** begin RECORD LIST **

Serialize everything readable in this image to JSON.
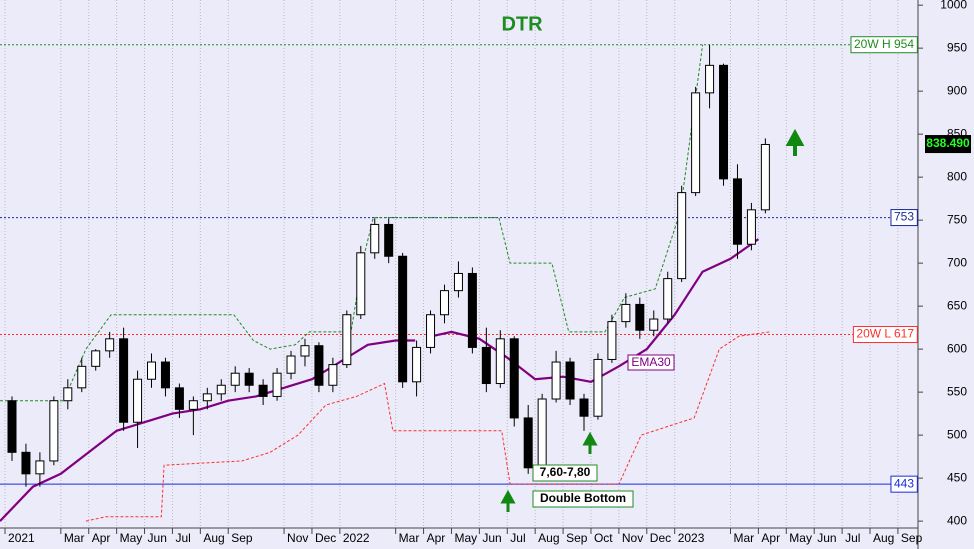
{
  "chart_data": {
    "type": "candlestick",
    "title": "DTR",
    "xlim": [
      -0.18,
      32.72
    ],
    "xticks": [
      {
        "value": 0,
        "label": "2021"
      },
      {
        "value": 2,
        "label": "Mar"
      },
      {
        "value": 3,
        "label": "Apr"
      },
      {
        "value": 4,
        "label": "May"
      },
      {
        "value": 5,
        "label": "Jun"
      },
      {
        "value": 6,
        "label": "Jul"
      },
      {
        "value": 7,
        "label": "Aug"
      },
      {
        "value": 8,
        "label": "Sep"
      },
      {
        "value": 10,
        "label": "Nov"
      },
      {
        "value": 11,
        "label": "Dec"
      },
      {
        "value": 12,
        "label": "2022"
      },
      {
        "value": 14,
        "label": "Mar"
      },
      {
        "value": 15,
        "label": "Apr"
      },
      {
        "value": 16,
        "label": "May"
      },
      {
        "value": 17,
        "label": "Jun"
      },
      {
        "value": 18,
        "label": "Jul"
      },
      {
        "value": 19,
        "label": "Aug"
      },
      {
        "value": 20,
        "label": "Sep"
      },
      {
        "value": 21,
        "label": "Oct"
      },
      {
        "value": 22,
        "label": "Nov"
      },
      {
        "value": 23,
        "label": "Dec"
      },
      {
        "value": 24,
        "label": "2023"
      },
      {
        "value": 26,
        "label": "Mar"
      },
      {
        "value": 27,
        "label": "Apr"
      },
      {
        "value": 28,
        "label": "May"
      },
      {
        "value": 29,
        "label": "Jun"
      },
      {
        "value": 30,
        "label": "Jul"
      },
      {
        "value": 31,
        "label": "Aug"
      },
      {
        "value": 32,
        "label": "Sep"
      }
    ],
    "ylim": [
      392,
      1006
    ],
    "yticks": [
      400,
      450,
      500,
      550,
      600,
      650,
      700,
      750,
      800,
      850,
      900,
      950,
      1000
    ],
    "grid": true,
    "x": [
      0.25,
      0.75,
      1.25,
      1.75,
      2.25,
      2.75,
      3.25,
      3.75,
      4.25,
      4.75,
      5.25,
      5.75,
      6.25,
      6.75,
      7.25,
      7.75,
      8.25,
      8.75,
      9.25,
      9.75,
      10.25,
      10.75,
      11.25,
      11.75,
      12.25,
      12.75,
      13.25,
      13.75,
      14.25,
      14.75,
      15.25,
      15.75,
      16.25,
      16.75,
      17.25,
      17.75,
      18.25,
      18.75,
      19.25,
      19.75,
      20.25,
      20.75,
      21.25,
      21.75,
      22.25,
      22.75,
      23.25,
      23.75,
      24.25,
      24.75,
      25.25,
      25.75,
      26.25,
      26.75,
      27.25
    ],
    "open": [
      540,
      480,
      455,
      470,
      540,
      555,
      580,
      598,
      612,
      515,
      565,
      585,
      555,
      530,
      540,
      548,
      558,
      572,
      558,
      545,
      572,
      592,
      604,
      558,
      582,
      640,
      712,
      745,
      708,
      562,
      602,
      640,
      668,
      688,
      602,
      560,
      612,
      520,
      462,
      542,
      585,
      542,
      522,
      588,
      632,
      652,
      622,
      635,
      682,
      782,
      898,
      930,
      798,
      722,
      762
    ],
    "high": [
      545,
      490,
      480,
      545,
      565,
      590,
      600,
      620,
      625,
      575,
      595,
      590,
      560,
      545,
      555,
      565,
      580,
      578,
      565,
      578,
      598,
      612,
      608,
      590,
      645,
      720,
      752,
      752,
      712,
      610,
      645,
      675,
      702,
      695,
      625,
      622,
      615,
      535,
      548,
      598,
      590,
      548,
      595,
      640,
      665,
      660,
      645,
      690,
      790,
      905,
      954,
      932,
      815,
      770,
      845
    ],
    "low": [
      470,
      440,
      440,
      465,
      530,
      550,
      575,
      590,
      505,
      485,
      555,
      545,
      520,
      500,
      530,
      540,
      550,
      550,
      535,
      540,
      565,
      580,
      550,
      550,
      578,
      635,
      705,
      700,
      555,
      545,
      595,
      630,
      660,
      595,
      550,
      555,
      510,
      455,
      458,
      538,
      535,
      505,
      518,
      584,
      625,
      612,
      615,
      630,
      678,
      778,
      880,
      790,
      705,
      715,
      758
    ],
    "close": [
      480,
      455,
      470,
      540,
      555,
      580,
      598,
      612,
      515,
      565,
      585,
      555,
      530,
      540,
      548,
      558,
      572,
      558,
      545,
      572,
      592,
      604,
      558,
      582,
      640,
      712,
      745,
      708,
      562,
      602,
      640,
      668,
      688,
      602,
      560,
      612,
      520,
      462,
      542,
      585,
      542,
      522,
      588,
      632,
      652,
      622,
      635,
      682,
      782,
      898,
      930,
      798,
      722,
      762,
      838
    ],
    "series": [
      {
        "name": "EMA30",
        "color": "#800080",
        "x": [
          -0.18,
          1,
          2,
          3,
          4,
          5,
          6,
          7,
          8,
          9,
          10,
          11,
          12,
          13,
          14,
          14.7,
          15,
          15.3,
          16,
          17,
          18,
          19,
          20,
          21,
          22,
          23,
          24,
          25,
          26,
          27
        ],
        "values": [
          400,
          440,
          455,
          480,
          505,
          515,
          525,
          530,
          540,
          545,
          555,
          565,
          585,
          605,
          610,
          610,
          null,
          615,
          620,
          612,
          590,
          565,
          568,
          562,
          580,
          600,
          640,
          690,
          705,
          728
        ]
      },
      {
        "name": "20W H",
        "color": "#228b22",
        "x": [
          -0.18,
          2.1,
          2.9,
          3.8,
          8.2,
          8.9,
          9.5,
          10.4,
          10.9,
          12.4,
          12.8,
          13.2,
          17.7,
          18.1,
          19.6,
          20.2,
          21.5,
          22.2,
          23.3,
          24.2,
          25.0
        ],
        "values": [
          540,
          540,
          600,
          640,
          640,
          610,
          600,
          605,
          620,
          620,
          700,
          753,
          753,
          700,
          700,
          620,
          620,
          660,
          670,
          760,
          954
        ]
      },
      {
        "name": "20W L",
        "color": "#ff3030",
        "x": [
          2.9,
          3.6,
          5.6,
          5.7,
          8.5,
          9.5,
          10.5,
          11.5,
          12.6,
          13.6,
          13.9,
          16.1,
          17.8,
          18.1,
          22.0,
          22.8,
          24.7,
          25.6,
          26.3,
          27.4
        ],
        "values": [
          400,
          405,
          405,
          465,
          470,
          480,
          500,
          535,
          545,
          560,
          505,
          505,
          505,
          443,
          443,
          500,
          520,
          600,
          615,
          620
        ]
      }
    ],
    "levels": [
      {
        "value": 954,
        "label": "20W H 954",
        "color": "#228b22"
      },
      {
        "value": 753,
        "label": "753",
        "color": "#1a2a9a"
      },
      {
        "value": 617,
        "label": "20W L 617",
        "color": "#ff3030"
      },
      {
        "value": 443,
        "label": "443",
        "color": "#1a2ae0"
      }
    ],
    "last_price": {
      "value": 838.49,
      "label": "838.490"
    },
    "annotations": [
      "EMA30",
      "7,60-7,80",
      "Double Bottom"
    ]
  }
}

** end RECORD LIST **

## YOUR OBJECTIVE
Look through the entries above and list every line containing "color".

## OUTPUT BELOW
        "color": "#800080",
        "color": "#228b22",
        "color": "#ff3030",
        "color": "#228b22"
        "color": "#1a2a9a"
        "color": "#ff3030"
        "color": "#1a2ae0"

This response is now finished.